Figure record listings
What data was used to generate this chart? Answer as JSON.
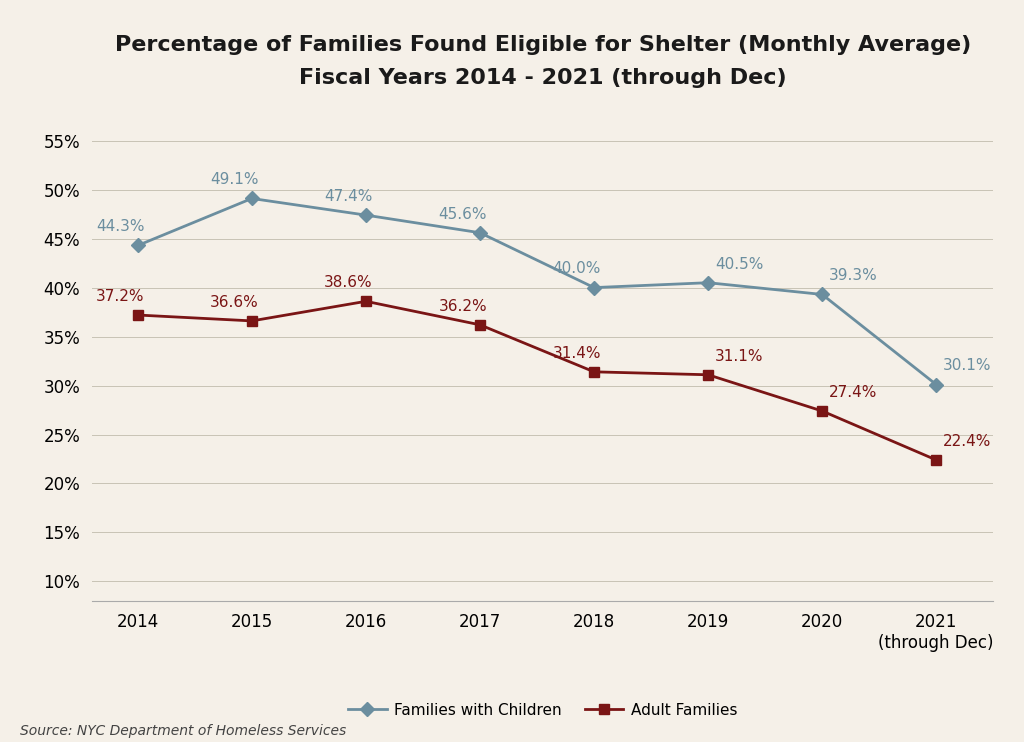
{
  "title_line1": "Percentage of Families Found Eligible for Shelter (Monthly Average)",
  "title_line2": "Fiscal Years 2014 - 2021 (through Dec)",
  "years": [
    2014,
    2015,
    2016,
    2017,
    2018,
    2019,
    2020,
    2021
  ],
  "x_labels": [
    "2014",
    "2015",
    "2016",
    "2017",
    "2018",
    "2019",
    "2020",
    "2021\n(through Dec)"
  ],
  "families_with_children": [
    44.3,
    49.1,
    47.4,
    45.6,
    40.0,
    40.5,
    39.3,
    30.1
  ],
  "adult_families": [
    37.2,
    36.6,
    38.6,
    36.2,
    31.4,
    31.1,
    27.4,
    22.4
  ],
  "fwc_color": "#6b8e9f",
  "af_color": "#7a1515",
  "background_color": "#f5f0e8",
  "yticks": [
    10,
    15,
    20,
    25,
    30,
    35,
    40,
    45,
    50,
    55
  ],
  "ylim": [
    8,
    58
  ],
  "source_text": "Source: NYC Department of Homeless Services",
  "legend_fwc": "Families with Children",
  "legend_af": "Adult Families",
  "title_fontsize": 16,
  "label_fontsize": 11,
  "tick_fontsize": 12,
  "source_fontsize": 10
}
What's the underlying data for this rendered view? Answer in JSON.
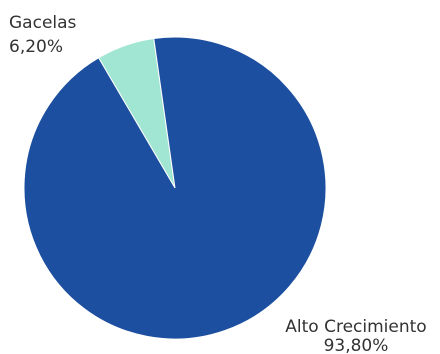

* **Request**
Determine the number of lines in the entries above where the string "this" appears. Answer with the number alone.

* **Written solution**
2